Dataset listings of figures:
⁂

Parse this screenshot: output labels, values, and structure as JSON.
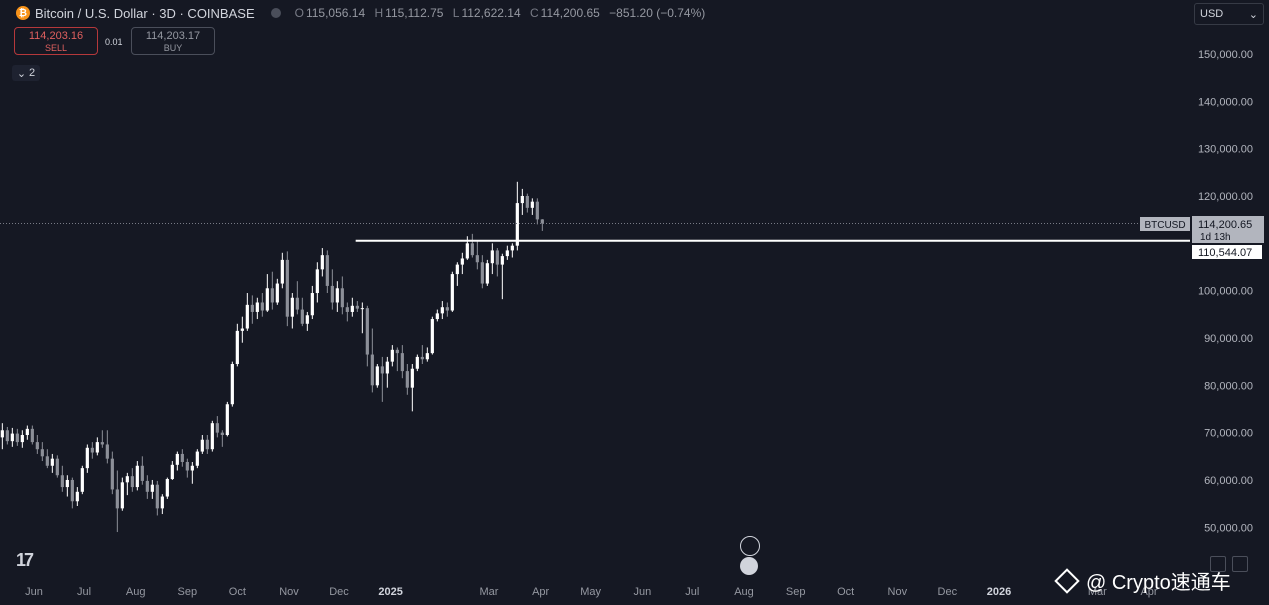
{
  "header": {
    "symbol_title": "Bitcoin / U.S. Dollar · 3D · COINBASE",
    "logo_glyph": "₿",
    "ohlc": [
      {
        "key": "O",
        "value": "115,056.14"
      },
      {
        "key": "H",
        "value": "115,112.75"
      },
      {
        "key": "L",
        "value": "112,622.14"
      },
      {
        "key": "C",
        "value": "114,200.65"
      },
      {
        "key": "",
        "value": "−851.20 (−0.74%)"
      }
    ]
  },
  "trade": {
    "sell_price": "114,203.16",
    "sell_label": "SELL",
    "spread": "0.01",
    "buy_price": "114,203.17",
    "buy_label": "BUY"
  },
  "indicators_toggle": {
    "count": "2",
    "icon": "chevron-down-icon"
  },
  "currency_select": {
    "value": "USD"
  },
  "price_axis": {
    "ticks": [
      {
        "value": 150000,
        "label": "150,000.00"
      },
      {
        "value": 140000,
        "label": "140,000.00"
      },
      {
        "value": 130000,
        "label": "130,000.00"
      },
      {
        "value": 120000,
        "label": "120,000.00"
      },
      {
        "value": 100000,
        "label": "100,000.00"
      },
      {
        "value": 90000,
        "label": "90,000.00"
      },
      {
        "value": 80000,
        "label": "80,000.00"
      },
      {
        "value": 70000,
        "label": "70,000.00"
      },
      {
        "value": 60000,
        "label": "60,000.00"
      },
      {
        "value": 50000,
        "label": "50,000.00"
      }
    ],
    "last_price_symbol": "BTCUSD",
    "last_price_label": "114,200.65",
    "countdown": "1d 13h",
    "hline_label": "110,544.07"
  },
  "watermark": {
    "text": "@ Crypto速通车"
  },
  "chart_data": {
    "type": "candlestick",
    "title": "Bitcoin / U.S. Dollar · 3D · COINBASE",
    "interval": "3D",
    "ylim": [
      45000,
      158000
    ],
    "grid": false,
    "last_close": 114200.65,
    "horizontal_line": {
      "value": 110544.07,
      "from": "2024-12-11",
      "color": "#ffffff"
    },
    "x_ticks": [
      {
        "date": "2024-06-01",
        "label": "Jun"
      },
      {
        "date": "2024-07-01",
        "label": "Jul"
      },
      {
        "date": "2024-08-01",
        "label": "Aug"
      },
      {
        "date": "2024-09-01",
        "label": "Sep"
      },
      {
        "date": "2024-10-01",
        "label": "Oct"
      },
      {
        "date": "2024-11-01",
        "label": "Nov"
      },
      {
        "date": "2024-12-01",
        "label": "Dec"
      },
      {
        "date": "2025-01-01",
        "label": "2025",
        "bold": true
      },
      {
        "date": "2025-03-01",
        "label": "Mar"
      },
      {
        "date": "2025-04-01",
        "label": "Apr"
      },
      {
        "date": "2025-05-01",
        "label": "May"
      },
      {
        "date": "2025-06-01",
        "label": "Jun"
      },
      {
        "date": "2025-07-01",
        "label": "Jul"
      },
      {
        "date": "2025-08-01",
        "label": "Aug"
      },
      {
        "date": "2025-09-01",
        "label": "Sep"
      },
      {
        "date": "2025-10-01",
        "label": "Oct"
      },
      {
        "date": "2025-11-01",
        "label": "Nov"
      },
      {
        "date": "2025-12-01",
        "label": "Dec"
      },
      {
        "date": "2026-01-01",
        "label": "2026",
        "bold": true
      },
      {
        "date": "2026-03-01",
        "label": "Mar"
      },
      {
        "date": "2026-04-01",
        "label": "Apr"
      }
    ],
    "start_date": "2024-05-13",
    "step_days": 3,
    "candles": [
      [
        69000,
        72000,
        66500,
        70500
      ],
      [
        70500,
        71200,
        67500,
        68200
      ],
      [
        68200,
        71000,
        67000,
        69800
      ],
      [
        69800,
        70800,
        67200,
        68000
      ],
      [
        68000,
        70500,
        66800,
        69500
      ],
      [
        69500,
        71500,
        68500,
        70800
      ],
      [
        70800,
        71500,
        67500,
        68000
      ],
      [
        68000,
        69500,
        65500,
        66500
      ],
      [
        66500,
        68000,
        64000,
        65000
      ],
      [
        65000,
        66500,
        62500,
        63000
      ],
      [
        63000,
        65500,
        61500,
        64500
      ],
      [
        64500,
        65200,
        60500,
        61000
      ],
      [
        61000,
        63000,
        57500,
        58500
      ],
      [
        58500,
        61000,
        56500,
        60000
      ],
      [
        60000,
        60500,
        54000,
        55500
      ],
      [
        55500,
        58500,
        54500,
        57500
      ],
      [
        57500,
        63000,
        57000,
        62500
      ],
      [
        62500,
        67500,
        61500,
        66800
      ],
      [
        66800,
        68000,
        64500,
        65800
      ],
      [
        65800,
        69000,
        65200,
        68000
      ],
      [
        68000,
        70500,
        66800,
        67500
      ],
      [
        67500,
        70500,
        63500,
        64500
      ],
      [
        64500,
        66000,
        57000,
        58000
      ],
      [
        58000,
        62000,
        49000,
        54000
      ],
      [
        54000,
        60500,
        53500,
        59500
      ],
      [
        59500,
        61500,
        56800,
        60800
      ],
      [
        60800,
        62500,
        57500,
        58500
      ],
      [
        58500,
        64000,
        57800,
        63000
      ],
      [
        63000,
        65000,
        59000,
        59800
      ],
      [
        59800,
        61000,
        56000,
        57500
      ],
      [
        57500,
        60000,
        56000,
        59000
      ],
      [
        59000,
        59800,
        52500,
        54000
      ],
      [
        54000,
        57000,
        52800,
        56500
      ],
      [
        56500,
        60500,
        56000,
        60200
      ],
      [
        60200,
        64000,
        60000,
        63200
      ],
      [
        63200,
        66000,
        62000,
        65500
      ],
      [
        65500,
        66500,
        62800,
        63800
      ],
      [
        63800,
        64500,
        60500,
        62000
      ],
      [
        62000,
        63800,
        59200,
        63000
      ],
      [
        63000,
        66500,
        62500,
        66000
      ],
      [
        66000,
        69500,
        65500,
        68500
      ],
      [
        68500,
        69500,
        65500,
        66500
      ],
      [
        66500,
        72500,
        66000,
        72000
      ],
      [
        72000,
        73500,
        69000,
        70000
      ],
      [
        70000,
        70500,
        67000,
        69500
      ],
      [
        69500,
        76500,
        69200,
        76000
      ],
      [
        76000,
        85000,
        75500,
        84500
      ],
      [
        84500,
        93000,
        84000,
        91500
      ],
      [
        91500,
        94500,
        89000,
        92000
      ],
      [
        92000,
        99500,
        91500,
        97000
      ],
      [
        97000,
        99000,
        93000,
        95500
      ],
      [
        95500,
        98500,
        94000,
        97500
      ],
      [
        97500,
        99500,
        94500,
        95800
      ],
      [
        95800,
        103500,
        95500,
        100500
      ],
      [
        100500,
        104000,
        96000,
        97500
      ],
      [
        97500,
        102500,
        97000,
        101500
      ],
      [
        101500,
        108000,
        100500,
        106500
      ],
      [
        106500,
        108300,
        92500,
        94500
      ],
      [
        94500,
        99500,
        92000,
        98500
      ],
      [
        98500,
        102000,
        95000,
        96000
      ],
      [
        96000,
        98500,
        92500,
        93000
      ],
      [
        93000,
        95500,
        91500,
        94800
      ],
      [
        94800,
        101000,
        94000,
        99500
      ],
      [
        99500,
        106000,
        97500,
        104500
      ],
      [
        104500,
        109000,
        103000,
        107500
      ],
      [
        107500,
        108500,
        99500,
        101000
      ],
      [
        101000,
        104500,
        96000,
        97500
      ],
      [
        97500,
        102000,
        95500,
        100500
      ],
      [
        100500,
        103000,
        95000,
        96500
      ],
      [
        96500,
        97500,
        93500,
        95500
      ],
      [
        95500,
        98500,
        94500,
        96800
      ],
      [
        96800,
        97800,
        95500,
        96200
      ],
      [
        96200,
        97500,
        91000,
        96300
      ],
      [
        96300,
        96800,
        84000,
        86500
      ],
      [
        86500,
        92000,
        78500,
        80000
      ],
      [
        80000,
        84500,
        79500,
        84000
      ],
      [
        84000,
        86000,
        76500,
        82500
      ],
      [
        82500,
        86000,
        79500,
        85000
      ],
      [
        85000,
        88500,
        84000,
        87500
      ],
      [
        87500,
        88000,
        83000,
        86800
      ],
      [
        86800,
        88500,
        81500,
        83000
      ],
      [
        83000,
        84500,
        78000,
        79500
      ],
      [
        79500,
        84500,
        74500,
        83500
      ],
      [
        83500,
        86500,
        83000,
        86000
      ],
      [
        86000,
        88500,
        84500,
        85500
      ],
      [
        85500,
        88000,
        85000,
        86800
      ],
      [
        86800,
        94500,
        86500,
        94000
      ],
      [
        94000,
        96000,
        93500,
        95200
      ],
      [
        95200,
        97800,
        94000,
        96500
      ],
      [
        96500,
        97500,
        94500,
        95800
      ],
      [
        95800,
        104000,
        95500,
        103500
      ],
      [
        103500,
        106000,
        101000,
        105500
      ],
      [
        105500,
        108000,
        103500,
        106800
      ],
      [
        106800,
        111500,
        106500,
        110000
      ],
      [
        110000,
        112000,
        107000,
        107500
      ],
      [
        107500,
        110500,
        104500,
        106000
      ],
      [
        106000,
        107500,
        100500,
        101500
      ],
      [
        101500,
        106500,
        101000,
        105800
      ],
      [
        105800,
        110000,
        103500,
        108500
      ],
      [
        108500,
        109000,
        103000,
        105500
      ],
      [
        105500,
        107800,
        98200,
        107300
      ],
      [
        107300,
        109500,
        106500,
        108500
      ],
      [
        108500,
        110000,
        107000,
        109500
      ],
      [
        109500,
        123000,
        108500,
        118500
      ],
      [
        118500,
        121500,
        116000,
        120000
      ],
      [
        120000,
        120500,
        116500,
        117500
      ],
      [
        117500,
        119500,
        116000,
        118800
      ],
      [
        118800,
        119500,
        114000,
        115056.14
      ],
      [
        115056.14,
        115112.75,
        112622.14,
        114200.65
      ]
    ]
  }
}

⁂

Return every line holding the word "COINBASE" from the records.

    "symbol_title": "Bitcoin / U.S. Dollar · 3D · COINBASE",
    "title": "Bitcoin / U.S. Dollar · 3D · COINBASE",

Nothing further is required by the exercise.